— begin THE DATA —

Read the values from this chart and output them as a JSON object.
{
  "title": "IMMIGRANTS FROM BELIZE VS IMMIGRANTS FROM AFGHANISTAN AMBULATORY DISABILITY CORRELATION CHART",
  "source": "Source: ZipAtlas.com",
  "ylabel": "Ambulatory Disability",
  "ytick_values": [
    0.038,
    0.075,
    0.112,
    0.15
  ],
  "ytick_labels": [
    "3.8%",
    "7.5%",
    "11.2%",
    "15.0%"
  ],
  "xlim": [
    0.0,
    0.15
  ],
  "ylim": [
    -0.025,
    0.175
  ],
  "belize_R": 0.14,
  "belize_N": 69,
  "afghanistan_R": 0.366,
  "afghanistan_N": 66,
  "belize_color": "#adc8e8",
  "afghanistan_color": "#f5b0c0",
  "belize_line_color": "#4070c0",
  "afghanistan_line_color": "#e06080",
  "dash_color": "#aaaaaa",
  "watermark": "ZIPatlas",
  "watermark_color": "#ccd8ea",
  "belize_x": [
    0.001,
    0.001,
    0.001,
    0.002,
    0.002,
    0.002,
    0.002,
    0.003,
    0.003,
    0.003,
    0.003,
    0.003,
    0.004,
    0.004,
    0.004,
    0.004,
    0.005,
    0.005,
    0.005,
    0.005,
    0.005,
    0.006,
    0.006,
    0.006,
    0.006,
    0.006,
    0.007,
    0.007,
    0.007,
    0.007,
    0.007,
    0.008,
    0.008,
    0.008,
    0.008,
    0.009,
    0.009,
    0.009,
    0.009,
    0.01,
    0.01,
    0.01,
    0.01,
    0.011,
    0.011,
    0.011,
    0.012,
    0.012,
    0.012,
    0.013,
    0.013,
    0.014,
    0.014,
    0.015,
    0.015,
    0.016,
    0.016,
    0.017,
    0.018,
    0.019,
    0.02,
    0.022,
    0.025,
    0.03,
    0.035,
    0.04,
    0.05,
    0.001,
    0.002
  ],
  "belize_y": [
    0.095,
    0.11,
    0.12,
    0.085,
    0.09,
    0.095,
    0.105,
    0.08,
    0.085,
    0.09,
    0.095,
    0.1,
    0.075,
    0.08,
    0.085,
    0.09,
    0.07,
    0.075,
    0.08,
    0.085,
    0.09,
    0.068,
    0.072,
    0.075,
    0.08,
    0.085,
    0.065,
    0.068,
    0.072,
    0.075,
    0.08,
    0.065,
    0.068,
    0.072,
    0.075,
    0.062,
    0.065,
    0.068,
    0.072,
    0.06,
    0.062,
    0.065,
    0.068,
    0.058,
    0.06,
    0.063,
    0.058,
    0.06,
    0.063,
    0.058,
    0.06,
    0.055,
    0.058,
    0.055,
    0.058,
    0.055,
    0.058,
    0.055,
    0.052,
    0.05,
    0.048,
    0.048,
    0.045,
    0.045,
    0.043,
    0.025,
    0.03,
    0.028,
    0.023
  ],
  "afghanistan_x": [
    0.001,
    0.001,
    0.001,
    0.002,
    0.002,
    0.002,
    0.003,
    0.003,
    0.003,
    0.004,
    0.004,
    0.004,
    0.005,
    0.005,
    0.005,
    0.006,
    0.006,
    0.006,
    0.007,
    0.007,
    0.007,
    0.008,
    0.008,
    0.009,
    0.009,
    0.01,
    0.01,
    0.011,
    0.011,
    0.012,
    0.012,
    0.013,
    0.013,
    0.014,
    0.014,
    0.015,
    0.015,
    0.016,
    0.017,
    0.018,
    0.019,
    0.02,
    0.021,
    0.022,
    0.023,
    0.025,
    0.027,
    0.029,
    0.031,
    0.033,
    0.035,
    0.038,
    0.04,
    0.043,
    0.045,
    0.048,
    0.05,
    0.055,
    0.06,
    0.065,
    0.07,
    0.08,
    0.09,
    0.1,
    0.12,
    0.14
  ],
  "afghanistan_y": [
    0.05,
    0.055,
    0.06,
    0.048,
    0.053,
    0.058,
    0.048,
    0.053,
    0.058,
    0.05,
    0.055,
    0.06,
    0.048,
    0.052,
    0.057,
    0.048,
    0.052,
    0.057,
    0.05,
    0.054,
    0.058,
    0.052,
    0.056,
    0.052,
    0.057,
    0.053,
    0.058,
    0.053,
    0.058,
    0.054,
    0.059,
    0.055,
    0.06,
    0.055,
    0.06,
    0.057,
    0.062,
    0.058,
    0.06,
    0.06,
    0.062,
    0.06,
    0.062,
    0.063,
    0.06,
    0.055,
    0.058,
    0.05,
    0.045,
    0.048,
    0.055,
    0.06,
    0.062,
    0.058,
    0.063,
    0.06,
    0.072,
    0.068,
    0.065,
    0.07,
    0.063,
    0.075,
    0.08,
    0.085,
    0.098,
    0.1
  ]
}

— end THE DATA —

STATED EXERCISE: Extract all of the data above and output it character for character.

EXERCISE OUTPUT:
Read the values from this chart and output them as a JSON object.
{
  "title": "IMMIGRANTS FROM BELIZE VS IMMIGRANTS FROM AFGHANISTAN AMBULATORY DISABILITY CORRELATION CHART",
  "source": "Source: ZipAtlas.com",
  "ylabel": "Ambulatory Disability",
  "ytick_values": [
    0.038,
    0.075,
    0.112,
    0.15
  ],
  "ytick_labels": [
    "3.8%",
    "7.5%",
    "11.2%",
    "15.0%"
  ],
  "xlim": [
    0.0,
    0.15
  ],
  "ylim": [
    -0.025,
    0.175
  ],
  "belize_R": 0.14,
  "belize_N": 69,
  "afghanistan_R": 0.366,
  "afghanistan_N": 66,
  "belize_color": "#adc8e8",
  "afghanistan_color": "#f5b0c0",
  "belize_line_color": "#4070c0",
  "afghanistan_line_color": "#e06080",
  "dash_color": "#aaaaaa",
  "watermark": "ZIPatlas",
  "watermark_color": "#ccd8ea",
  "belize_x": [
    0.001,
    0.001,
    0.001,
    0.002,
    0.002,
    0.002,
    0.002,
    0.003,
    0.003,
    0.003,
    0.003,
    0.003,
    0.004,
    0.004,
    0.004,
    0.004,
    0.005,
    0.005,
    0.005,
    0.005,
    0.005,
    0.006,
    0.006,
    0.006,
    0.006,
    0.006,
    0.007,
    0.007,
    0.007,
    0.007,
    0.007,
    0.008,
    0.008,
    0.008,
    0.008,
    0.009,
    0.009,
    0.009,
    0.009,
    0.01,
    0.01,
    0.01,
    0.01,
    0.011,
    0.011,
    0.011,
    0.012,
    0.012,
    0.012,
    0.013,
    0.013,
    0.014,
    0.014,
    0.015,
    0.015,
    0.016,
    0.016,
    0.017,
    0.018,
    0.019,
    0.02,
    0.022,
    0.025,
    0.03,
    0.035,
    0.04,
    0.05,
    0.001,
    0.002
  ],
  "belize_y": [
    0.095,
    0.11,
    0.12,
    0.085,
    0.09,
    0.095,
    0.105,
    0.08,
    0.085,
    0.09,
    0.095,
    0.1,
    0.075,
    0.08,
    0.085,
    0.09,
    0.07,
    0.075,
    0.08,
    0.085,
    0.09,
    0.068,
    0.072,
    0.075,
    0.08,
    0.085,
    0.065,
    0.068,
    0.072,
    0.075,
    0.08,
    0.065,
    0.068,
    0.072,
    0.075,
    0.062,
    0.065,
    0.068,
    0.072,
    0.06,
    0.062,
    0.065,
    0.068,
    0.058,
    0.06,
    0.063,
    0.058,
    0.06,
    0.063,
    0.058,
    0.06,
    0.055,
    0.058,
    0.055,
    0.058,
    0.055,
    0.058,
    0.055,
    0.052,
    0.05,
    0.048,
    0.048,
    0.045,
    0.045,
    0.043,
    0.025,
    0.03,
    0.028,
    0.023
  ],
  "afghanistan_x": [
    0.001,
    0.001,
    0.001,
    0.002,
    0.002,
    0.002,
    0.003,
    0.003,
    0.003,
    0.004,
    0.004,
    0.004,
    0.005,
    0.005,
    0.005,
    0.006,
    0.006,
    0.006,
    0.007,
    0.007,
    0.007,
    0.008,
    0.008,
    0.009,
    0.009,
    0.01,
    0.01,
    0.011,
    0.011,
    0.012,
    0.012,
    0.013,
    0.013,
    0.014,
    0.014,
    0.015,
    0.015,
    0.016,
    0.017,
    0.018,
    0.019,
    0.02,
    0.021,
    0.022,
    0.023,
    0.025,
    0.027,
    0.029,
    0.031,
    0.033,
    0.035,
    0.038,
    0.04,
    0.043,
    0.045,
    0.048,
    0.05,
    0.055,
    0.06,
    0.065,
    0.07,
    0.08,
    0.09,
    0.1,
    0.12,
    0.14
  ],
  "afghanistan_y": [
    0.05,
    0.055,
    0.06,
    0.048,
    0.053,
    0.058,
    0.048,
    0.053,
    0.058,
    0.05,
    0.055,
    0.06,
    0.048,
    0.052,
    0.057,
    0.048,
    0.052,
    0.057,
    0.05,
    0.054,
    0.058,
    0.052,
    0.056,
    0.052,
    0.057,
    0.053,
    0.058,
    0.053,
    0.058,
    0.054,
    0.059,
    0.055,
    0.06,
    0.055,
    0.06,
    0.057,
    0.062,
    0.058,
    0.06,
    0.06,
    0.062,
    0.06,
    0.062,
    0.063,
    0.06,
    0.055,
    0.058,
    0.05,
    0.045,
    0.048,
    0.055,
    0.06,
    0.062,
    0.058,
    0.063,
    0.06,
    0.072,
    0.068,
    0.065,
    0.07,
    0.063,
    0.075,
    0.08,
    0.085,
    0.098,
    0.1
  ]
}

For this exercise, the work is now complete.